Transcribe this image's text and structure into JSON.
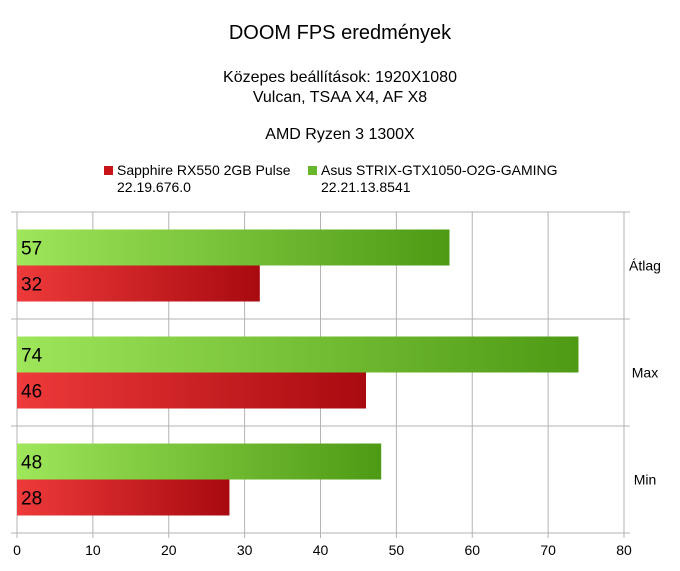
{
  "chart_data": {
    "type": "bar",
    "orientation": "horizontal",
    "title": "DOOM FPS eredmények",
    "subtitle_lines": [
      "Közepes beállítások: 1920X1080",
      "Vulcan, TSAA X4, AF X8",
      "AMD Ryzen 3 1300X"
    ],
    "categories": [
      "Átlag",
      "Max",
      "Min"
    ],
    "series": [
      {
        "name": "Asus STRIX-GTX1050-O2G-GAMING",
        "name_line2": "22.21.13.8541",
        "color": "#66b82a",
        "values": [
          57,
          74,
          48
        ]
      },
      {
        "name": "Sapphire RX550 2GB Pulse",
        "name_line2": "22.19.676.0",
        "color": "#c81418",
        "values": [
          32,
          46,
          28
        ]
      }
    ],
    "xlim": [
      0,
      80
    ],
    "xticks": [
      "0",
      "10",
      "20",
      "30",
      "40",
      "50",
      "60",
      "70",
      "80"
    ],
    "grid": true,
    "legend_position": "top"
  }
}
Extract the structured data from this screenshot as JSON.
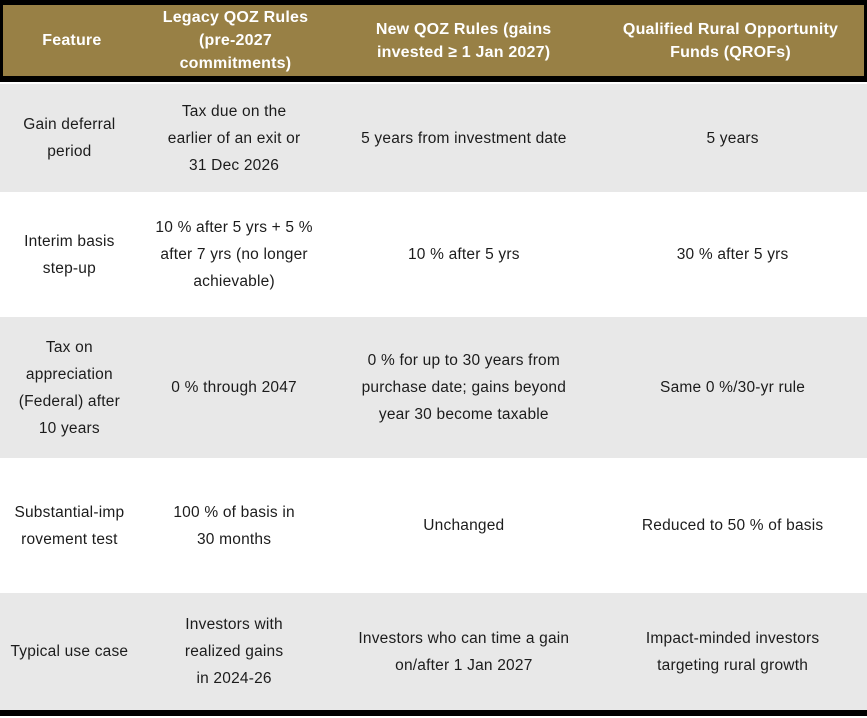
{
  "table": {
    "header": {
      "feature": "Feature",
      "legacy": "Legacy QOZ Rules\n(pre-2027\ncommitments)",
      "new": "New QOZ Rules (gains\ninvested ≥ 1 Jan 2027)",
      "qrof": "Qualified Rural Opportunity\nFunds (QROFs)"
    },
    "rows": [
      {
        "feature": "Gain deferral\nperiod",
        "legacy": "Tax due on the\nearlier of an exit or\n31 Dec 2026",
        "new": "5 years from investment date",
        "qrof": "5 years"
      },
      {
        "feature": "Interim basis\nstep-up",
        "legacy": "10 % after 5 yrs + 5 %\nafter 7 yrs (no longer\nachievable)",
        "new": "10 % after 5 yrs",
        "qrof": "30 % after 5 yrs"
      },
      {
        "feature": "Tax on\nappreciation\n(Federal) after\n10 years",
        "legacy": "0 % through 2047",
        "new": "0 % for up to 30 years from\npurchase date; gains beyond\nyear 30 become taxable",
        "qrof": "Same 0 %/30-yr rule"
      },
      {
        "feature": "Substantial-imp\nrovement test",
        "legacy": "100 % of basis in\n30 months",
        "new": "Unchanged",
        "qrof": "Reduced to 50 % of basis"
      },
      {
        "feature": "Typical use case",
        "legacy": "Investors with\nrealized gains\nin 2024-26",
        "new": "Investors who can time a gain\non/after 1 Jan 2027",
        "qrof": "Impact-minded investors\ntargeting rural growth"
      }
    ]
  },
  "colors": {
    "header_bg": "#988045",
    "header_text": "#ffffff",
    "border": "#000000",
    "row_alt_bg": "#e8e8e8",
    "row_bg": "#ffffff",
    "body_text": "#1c1c1c"
  }
}
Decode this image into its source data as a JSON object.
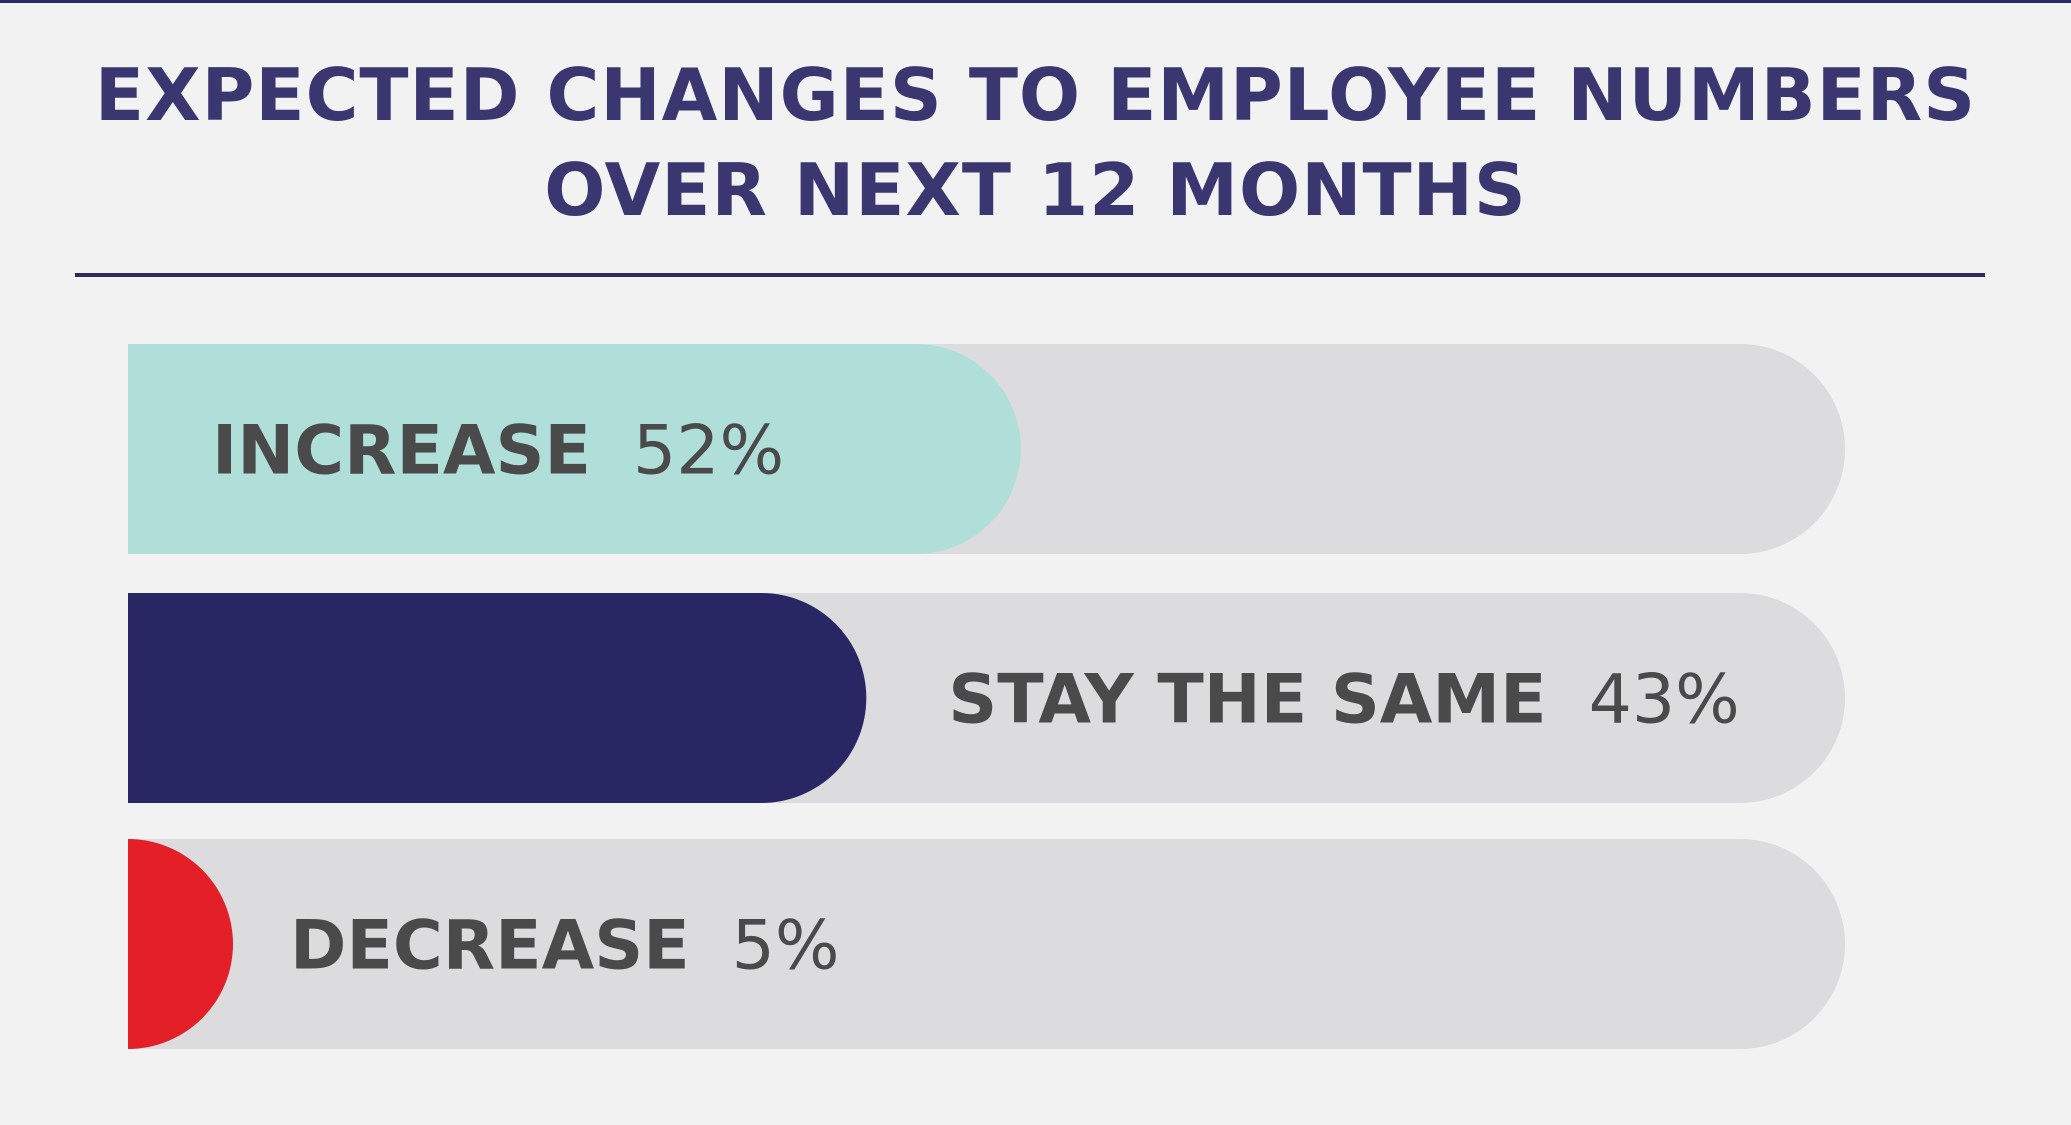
{
  "title": {
    "line1": "EXPECTED CHANGES TO EMPLOYEE NUMBERS",
    "line2": "OVER NEXT 12 MONTHS"
  },
  "chart_data": {
    "type": "bar",
    "orientation": "horizontal",
    "title": "EXPECTED CHANGES TO EMPLOYEE NUMBERS OVER NEXT 12 MONTHS",
    "categories": [
      "INCREASE",
      "STAY THE SAME",
      "DECREASE"
    ],
    "values": [
      52,
      43,
      5
    ],
    "value_labels": [
      "52%",
      "43%",
      "5%"
    ],
    "unit": "%",
    "xlim": [
      0,
      100
    ],
    "colors": [
      "#b0dfda",
      "#292763",
      "#e32028"
    ],
    "track_color": "#dcdcde",
    "label_color": "#4a4a4a",
    "grid": false,
    "legend": "none"
  }
}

GIVEN REQUEST — Show all lines from the data above in which the word "basis" appears.

WRITTEN RESPONSE —
        "feature": "Interim basis\nstep-up",
        "legacy": "100 % of basis in\n30 months",
        "qrof": "Reduced to 50 % of basis"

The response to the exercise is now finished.